((

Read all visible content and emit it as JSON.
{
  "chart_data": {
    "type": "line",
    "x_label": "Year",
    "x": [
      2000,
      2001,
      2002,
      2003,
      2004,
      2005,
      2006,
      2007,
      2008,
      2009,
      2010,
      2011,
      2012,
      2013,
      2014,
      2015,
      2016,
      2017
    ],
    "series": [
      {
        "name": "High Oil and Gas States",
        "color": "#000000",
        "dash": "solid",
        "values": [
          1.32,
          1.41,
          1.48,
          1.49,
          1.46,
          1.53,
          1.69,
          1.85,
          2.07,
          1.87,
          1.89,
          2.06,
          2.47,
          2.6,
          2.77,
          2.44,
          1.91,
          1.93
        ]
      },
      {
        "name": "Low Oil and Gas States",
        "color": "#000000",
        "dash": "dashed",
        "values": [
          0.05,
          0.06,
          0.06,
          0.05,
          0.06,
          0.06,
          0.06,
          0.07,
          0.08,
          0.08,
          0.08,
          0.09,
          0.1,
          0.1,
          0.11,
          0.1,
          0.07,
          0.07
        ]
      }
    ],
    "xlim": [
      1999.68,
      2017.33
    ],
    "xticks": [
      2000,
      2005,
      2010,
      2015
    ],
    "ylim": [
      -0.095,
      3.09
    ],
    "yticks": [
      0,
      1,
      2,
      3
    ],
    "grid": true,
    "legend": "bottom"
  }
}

))

▶ _Exercise directions_: From the material above, copy each line that includes the word "name".

▶ _Expected answer_:
        "name": "High Oil and Gas States",
        "name": "Low Oil and Gas States",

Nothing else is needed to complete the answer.